_Exercise description_
Say how many lines in the data below contain the word "index", and give no other text.

— START Entries supplied —

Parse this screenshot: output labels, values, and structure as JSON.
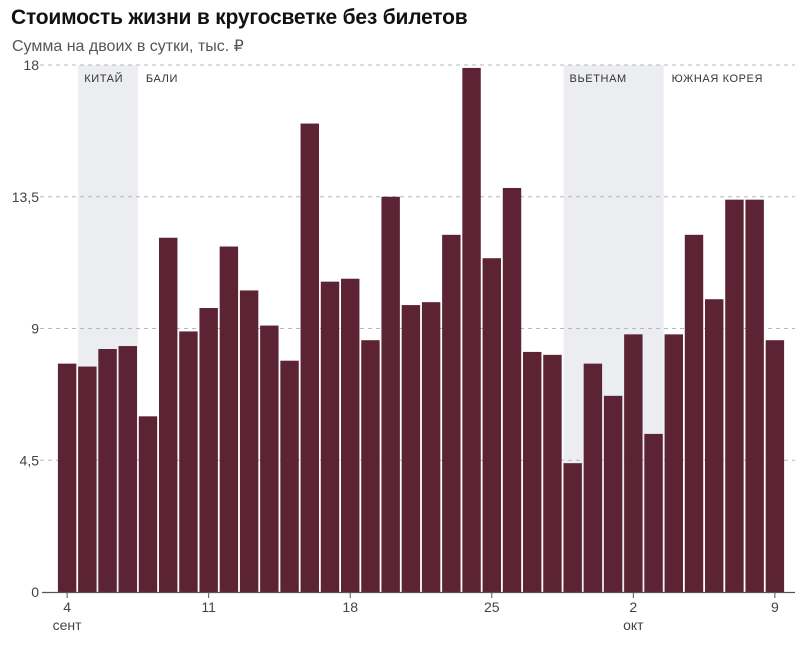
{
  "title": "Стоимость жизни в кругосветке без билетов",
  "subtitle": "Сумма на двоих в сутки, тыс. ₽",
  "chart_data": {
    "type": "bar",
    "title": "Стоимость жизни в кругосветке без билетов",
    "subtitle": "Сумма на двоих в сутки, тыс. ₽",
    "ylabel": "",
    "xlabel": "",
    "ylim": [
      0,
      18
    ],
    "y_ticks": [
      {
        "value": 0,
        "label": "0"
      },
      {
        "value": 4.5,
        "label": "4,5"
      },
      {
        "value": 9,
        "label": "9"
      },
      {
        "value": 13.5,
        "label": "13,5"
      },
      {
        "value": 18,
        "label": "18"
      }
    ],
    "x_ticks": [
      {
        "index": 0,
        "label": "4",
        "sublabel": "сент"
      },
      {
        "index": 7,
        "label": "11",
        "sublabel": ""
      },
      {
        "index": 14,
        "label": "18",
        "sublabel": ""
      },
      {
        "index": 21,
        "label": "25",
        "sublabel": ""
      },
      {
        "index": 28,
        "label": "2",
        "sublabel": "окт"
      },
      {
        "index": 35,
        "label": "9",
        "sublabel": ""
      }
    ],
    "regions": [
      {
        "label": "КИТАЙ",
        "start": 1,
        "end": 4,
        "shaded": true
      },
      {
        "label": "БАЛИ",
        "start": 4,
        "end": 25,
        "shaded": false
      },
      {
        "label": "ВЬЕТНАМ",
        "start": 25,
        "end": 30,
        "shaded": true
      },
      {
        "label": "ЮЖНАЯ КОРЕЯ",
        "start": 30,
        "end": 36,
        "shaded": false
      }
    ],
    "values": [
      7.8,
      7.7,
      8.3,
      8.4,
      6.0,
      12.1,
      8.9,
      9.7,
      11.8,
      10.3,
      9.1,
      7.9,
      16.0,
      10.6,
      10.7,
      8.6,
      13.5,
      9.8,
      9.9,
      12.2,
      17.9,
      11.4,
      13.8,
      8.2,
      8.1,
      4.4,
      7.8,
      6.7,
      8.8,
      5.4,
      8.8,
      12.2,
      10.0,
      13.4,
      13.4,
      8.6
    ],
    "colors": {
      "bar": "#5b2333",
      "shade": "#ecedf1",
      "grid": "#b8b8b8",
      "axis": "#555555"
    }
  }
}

— END Entries supplied —
— START Entries supplied —

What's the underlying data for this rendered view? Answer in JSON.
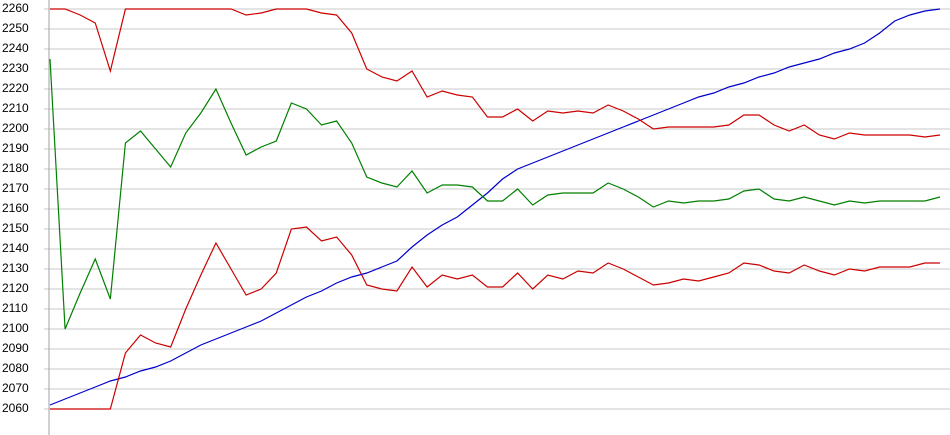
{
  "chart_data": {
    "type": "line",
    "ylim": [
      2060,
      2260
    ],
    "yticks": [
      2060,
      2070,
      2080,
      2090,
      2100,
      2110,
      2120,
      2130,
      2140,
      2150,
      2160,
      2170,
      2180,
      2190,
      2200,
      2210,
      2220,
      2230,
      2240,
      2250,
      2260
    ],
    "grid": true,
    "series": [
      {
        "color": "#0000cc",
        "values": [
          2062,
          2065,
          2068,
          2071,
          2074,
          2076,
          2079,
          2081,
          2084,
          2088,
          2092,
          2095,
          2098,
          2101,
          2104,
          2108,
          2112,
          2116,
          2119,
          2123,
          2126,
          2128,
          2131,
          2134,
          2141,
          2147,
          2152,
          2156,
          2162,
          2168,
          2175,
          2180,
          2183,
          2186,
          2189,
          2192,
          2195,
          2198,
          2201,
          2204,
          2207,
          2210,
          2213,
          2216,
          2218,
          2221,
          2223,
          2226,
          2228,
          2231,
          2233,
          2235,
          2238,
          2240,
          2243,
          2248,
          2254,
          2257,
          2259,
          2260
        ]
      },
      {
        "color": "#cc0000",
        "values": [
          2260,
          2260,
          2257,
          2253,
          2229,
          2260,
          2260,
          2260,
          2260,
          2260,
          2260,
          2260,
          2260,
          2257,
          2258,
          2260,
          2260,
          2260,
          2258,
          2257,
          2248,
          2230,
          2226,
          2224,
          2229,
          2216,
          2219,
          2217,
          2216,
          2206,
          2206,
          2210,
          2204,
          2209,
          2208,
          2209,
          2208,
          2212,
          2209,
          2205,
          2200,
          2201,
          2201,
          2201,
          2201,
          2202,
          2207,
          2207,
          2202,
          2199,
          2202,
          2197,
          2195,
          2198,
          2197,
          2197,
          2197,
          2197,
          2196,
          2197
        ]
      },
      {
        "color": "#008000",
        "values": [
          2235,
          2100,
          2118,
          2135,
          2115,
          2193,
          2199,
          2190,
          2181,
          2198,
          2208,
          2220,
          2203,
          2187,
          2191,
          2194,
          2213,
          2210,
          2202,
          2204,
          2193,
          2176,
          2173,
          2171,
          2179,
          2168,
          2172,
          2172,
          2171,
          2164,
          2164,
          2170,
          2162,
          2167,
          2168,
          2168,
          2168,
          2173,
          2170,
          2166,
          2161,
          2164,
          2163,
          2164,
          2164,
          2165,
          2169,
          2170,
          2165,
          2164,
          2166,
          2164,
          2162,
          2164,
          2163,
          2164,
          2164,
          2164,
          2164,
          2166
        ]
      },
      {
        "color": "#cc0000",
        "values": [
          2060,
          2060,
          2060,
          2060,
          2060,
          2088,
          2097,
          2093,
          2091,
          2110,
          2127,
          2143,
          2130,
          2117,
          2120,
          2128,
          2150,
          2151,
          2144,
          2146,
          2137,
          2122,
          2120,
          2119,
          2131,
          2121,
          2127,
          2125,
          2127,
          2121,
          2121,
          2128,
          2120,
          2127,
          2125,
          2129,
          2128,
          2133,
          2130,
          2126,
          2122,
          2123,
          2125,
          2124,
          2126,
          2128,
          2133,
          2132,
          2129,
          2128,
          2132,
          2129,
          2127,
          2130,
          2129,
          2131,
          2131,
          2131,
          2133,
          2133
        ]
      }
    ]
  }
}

— END Entries supplied —

_Result for this exercise_
6